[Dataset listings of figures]
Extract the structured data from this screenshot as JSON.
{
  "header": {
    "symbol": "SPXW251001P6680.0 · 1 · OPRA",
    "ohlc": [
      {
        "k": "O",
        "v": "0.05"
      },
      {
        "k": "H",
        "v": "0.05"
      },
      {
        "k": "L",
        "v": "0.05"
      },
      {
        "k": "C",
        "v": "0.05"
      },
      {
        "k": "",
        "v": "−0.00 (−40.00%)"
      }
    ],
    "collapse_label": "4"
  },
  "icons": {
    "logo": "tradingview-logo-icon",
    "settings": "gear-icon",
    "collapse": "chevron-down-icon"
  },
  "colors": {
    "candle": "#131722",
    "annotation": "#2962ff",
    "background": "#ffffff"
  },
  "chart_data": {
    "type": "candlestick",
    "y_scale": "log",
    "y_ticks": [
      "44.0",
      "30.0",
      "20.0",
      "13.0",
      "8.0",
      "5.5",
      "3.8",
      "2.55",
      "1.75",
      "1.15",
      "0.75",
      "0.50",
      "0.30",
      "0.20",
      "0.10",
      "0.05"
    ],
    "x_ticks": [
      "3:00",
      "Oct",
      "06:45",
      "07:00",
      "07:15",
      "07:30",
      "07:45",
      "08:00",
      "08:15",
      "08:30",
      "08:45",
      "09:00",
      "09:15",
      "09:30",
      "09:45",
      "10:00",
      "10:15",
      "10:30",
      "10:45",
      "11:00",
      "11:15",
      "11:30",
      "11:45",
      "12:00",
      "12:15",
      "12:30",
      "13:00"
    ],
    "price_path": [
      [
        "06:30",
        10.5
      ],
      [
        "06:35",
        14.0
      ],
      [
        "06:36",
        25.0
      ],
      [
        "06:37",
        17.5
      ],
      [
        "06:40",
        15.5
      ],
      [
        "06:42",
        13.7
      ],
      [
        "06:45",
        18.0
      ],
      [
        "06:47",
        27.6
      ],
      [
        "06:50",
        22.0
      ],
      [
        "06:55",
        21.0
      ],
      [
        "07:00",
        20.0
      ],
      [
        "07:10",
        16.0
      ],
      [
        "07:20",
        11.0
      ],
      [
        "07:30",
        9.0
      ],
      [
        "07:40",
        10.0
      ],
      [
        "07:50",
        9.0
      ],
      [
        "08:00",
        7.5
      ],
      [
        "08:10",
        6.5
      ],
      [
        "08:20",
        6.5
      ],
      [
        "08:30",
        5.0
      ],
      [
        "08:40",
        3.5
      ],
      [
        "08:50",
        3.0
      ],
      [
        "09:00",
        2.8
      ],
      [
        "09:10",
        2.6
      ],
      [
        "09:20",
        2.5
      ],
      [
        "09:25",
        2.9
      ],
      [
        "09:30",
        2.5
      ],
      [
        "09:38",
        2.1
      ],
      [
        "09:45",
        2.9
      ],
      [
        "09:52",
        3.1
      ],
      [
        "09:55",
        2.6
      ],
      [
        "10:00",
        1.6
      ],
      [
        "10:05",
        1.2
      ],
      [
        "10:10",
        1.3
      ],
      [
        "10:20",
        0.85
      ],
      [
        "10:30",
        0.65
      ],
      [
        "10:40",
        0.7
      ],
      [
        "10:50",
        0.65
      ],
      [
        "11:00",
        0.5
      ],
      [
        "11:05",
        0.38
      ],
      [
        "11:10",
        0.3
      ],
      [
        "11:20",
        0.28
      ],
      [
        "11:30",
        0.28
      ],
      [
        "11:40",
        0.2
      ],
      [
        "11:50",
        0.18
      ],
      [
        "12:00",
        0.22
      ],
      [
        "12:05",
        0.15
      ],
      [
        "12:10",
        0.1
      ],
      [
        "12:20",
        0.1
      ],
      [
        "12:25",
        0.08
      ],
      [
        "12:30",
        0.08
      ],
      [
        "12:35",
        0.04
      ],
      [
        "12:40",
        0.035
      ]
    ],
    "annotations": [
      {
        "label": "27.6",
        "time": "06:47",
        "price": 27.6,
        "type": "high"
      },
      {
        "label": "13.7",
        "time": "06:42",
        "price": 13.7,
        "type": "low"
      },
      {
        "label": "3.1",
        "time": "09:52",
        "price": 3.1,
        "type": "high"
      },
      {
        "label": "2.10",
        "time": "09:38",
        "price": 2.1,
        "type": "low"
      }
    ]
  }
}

▸ **Stated problem**
Retype the data in full and match it exactly.

▸ **Answer to this problem**
Extract the structured data from this screenshot as JSON.
{
  "header": {
    "symbol": "SPXW251001P6680.0 · 1 · OPRA",
    "ohlc": [
      {
        "k": "O",
        "v": "0.05"
      },
      {
        "k": "H",
        "v": "0.05"
      },
      {
        "k": "L",
        "v": "0.05"
      },
      {
        "k": "C",
        "v": "0.05"
      },
      {
        "k": "",
        "v": "−0.00 (−40.00%)"
      }
    ],
    "collapse_label": "4"
  },
  "icons": {
    "logo": "tradingview-logo-icon",
    "settings": "gear-icon",
    "collapse": "chevron-down-icon"
  },
  "colors": {
    "candle": "#131722",
    "annotation": "#2962ff",
    "background": "#ffffff"
  },
  "chart_data": {
    "type": "candlestick",
    "y_scale": "log",
    "y_ticks": [
      "44.0",
      "30.0",
      "20.0",
      "13.0",
      "8.0",
      "5.5",
      "3.8",
      "2.55",
      "1.75",
      "1.15",
      "0.75",
      "0.50",
      "0.30",
      "0.20",
      "0.10",
      "0.05"
    ],
    "x_ticks": [
      "3:00",
      "Oct",
      "06:45",
      "07:00",
      "07:15",
      "07:30",
      "07:45",
      "08:00",
      "08:15",
      "08:30",
      "08:45",
      "09:00",
      "09:15",
      "09:30",
      "09:45",
      "10:00",
      "10:15",
      "10:30",
      "10:45",
      "11:00",
      "11:15",
      "11:30",
      "11:45",
      "12:00",
      "12:15",
      "12:30",
      "13:00"
    ],
    "price_path": [
      [
        "06:30",
        10.5
      ],
      [
        "06:35",
        14.0
      ],
      [
        "06:36",
        25.0
      ],
      [
        "06:37",
        17.5
      ],
      [
        "06:40",
        15.5
      ],
      [
        "06:42",
        13.7
      ],
      [
        "06:45",
        18.0
      ],
      [
        "06:47",
        27.6
      ],
      [
        "06:50",
        22.0
      ],
      [
        "06:55",
        21.0
      ],
      [
        "07:00",
        20.0
      ],
      [
        "07:10",
        16.0
      ],
      [
        "07:20",
        11.0
      ],
      [
        "07:30",
        9.0
      ],
      [
        "07:40",
        10.0
      ],
      [
        "07:50",
        9.0
      ],
      [
        "08:00",
        7.5
      ],
      [
        "08:10",
        6.5
      ],
      [
        "08:20",
        6.5
      ],
      [
        "08:30",
        5.0
      ],
      [
        "08:40",
        3.5
      ],
      [
        "08:50",
        3.0
      ],
      [
        "09:00",
        2.8
      ],
      [
        "09:10",
        2.6
      ],
      [
        "09:20",
        2.5
      ],
      [
        "09:25",
        2.9
      ],
      [
        "09:30",
        2.5
      ],
      [
        "09:38",
        2.1
      ],
      [
        "09:45",
        2.9
      ],
      [
        "09:52",
        3.1
      ],
      [
        "09:55",
        2.6
      ],
      [
        "10:00",
        1.6
      ],
      [
        "10:05",
        1.2
      ],
      [
        "10:10",
        1.3
      ],
      [
        "10:20",
        0.85
      ],
      [
        "10:30",
        0.65
      ],
      [
        "10:40",
        0.7
      ],
      [
        "10:50",
        0.65
      ],
      [
        "11:00",
        0.5
      ],
      [
        "11:05",
        0.38
      ],
      [
        "11:10",
        0.3
      ],
      [
        "11:20",
        0.28
      ],
      [
        "11:30",
        0.28
      ],
      [
        "11:40",
        0.2
      ],
      [
        "11:50",
        0.18
      ],
      [
        "12:00",
        0.22
      ],
      [
        "12:05",
        0.15
      ],
      [
        "12:10",
        0.1
      ],
      [
        "12:20",
        0.1
      ],
      [
        "12:25",
        0.08
      ],
      [
        "12:30",
        0.08
      ],
      [
        "12:35",
        0.04
      ],
      [
        "12:40",
        0.035
      ]
    ],
    "annotations": [
      {
        "label": "27.6",
        "time": "06:47",
        "price": 27.6,
        "type": "high"
      },
      {
        "label": "13.7",
        "time": "06:42",
        "price": 13.7,
        "type": "low"
      },
      {
        "label": "3.1",
        "time": "09:52",
        "price": 3.1,
        "type": "high"
      },
      {
        "label": "2.10",
        "time": "09:38",
        "price": 2.1,
        "type": "low"
      }
    ]
  }
}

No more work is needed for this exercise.